>> START RECORDS SUPPLIED

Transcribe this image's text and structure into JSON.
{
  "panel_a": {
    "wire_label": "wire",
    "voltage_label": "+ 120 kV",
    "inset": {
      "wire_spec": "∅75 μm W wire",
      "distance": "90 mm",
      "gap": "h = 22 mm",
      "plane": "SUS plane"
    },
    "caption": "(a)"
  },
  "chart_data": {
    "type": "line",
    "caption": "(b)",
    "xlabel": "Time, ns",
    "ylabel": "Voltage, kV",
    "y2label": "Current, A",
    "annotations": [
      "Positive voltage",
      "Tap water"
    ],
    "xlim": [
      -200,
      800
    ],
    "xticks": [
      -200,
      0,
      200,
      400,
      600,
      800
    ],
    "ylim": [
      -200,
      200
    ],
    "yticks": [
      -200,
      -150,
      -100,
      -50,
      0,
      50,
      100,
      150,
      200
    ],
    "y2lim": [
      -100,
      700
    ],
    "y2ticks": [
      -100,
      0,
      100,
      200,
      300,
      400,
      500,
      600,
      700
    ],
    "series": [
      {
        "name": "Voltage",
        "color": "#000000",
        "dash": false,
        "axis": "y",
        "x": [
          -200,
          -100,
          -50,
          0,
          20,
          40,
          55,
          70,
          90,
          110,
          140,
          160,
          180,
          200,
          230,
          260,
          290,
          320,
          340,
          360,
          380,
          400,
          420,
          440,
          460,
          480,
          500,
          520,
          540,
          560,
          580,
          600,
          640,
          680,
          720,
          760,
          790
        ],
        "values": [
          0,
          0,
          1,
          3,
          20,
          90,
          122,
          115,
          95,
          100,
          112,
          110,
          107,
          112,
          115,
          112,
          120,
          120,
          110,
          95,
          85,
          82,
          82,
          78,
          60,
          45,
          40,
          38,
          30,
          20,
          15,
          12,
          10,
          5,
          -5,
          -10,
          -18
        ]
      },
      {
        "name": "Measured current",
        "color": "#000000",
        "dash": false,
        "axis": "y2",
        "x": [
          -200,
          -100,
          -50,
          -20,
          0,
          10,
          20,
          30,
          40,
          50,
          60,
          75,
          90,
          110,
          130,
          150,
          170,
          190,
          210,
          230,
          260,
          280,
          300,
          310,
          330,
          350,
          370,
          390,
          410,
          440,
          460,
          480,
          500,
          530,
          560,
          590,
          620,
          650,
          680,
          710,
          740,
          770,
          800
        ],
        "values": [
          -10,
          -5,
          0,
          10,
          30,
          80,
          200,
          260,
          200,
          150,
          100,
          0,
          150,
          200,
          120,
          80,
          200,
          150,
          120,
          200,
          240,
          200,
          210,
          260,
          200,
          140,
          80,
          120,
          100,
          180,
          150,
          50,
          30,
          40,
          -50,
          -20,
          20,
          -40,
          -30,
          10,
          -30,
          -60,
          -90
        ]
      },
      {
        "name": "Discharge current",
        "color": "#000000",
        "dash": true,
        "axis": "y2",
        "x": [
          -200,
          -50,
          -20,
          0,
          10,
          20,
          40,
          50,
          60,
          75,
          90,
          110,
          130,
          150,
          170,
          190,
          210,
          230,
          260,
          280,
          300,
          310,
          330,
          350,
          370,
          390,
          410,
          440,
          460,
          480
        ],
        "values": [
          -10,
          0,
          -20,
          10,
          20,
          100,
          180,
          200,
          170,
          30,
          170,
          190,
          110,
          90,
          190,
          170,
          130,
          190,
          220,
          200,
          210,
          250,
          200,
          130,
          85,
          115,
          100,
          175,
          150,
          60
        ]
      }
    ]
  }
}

>> END RECORDS SUPPLIED

→ **AIM**: Extract, from the material above, each line holding the word "wire".

→ **RESULT**:
    "wire_label": "wire",
      "wire_spec": "∅75 μm W wire",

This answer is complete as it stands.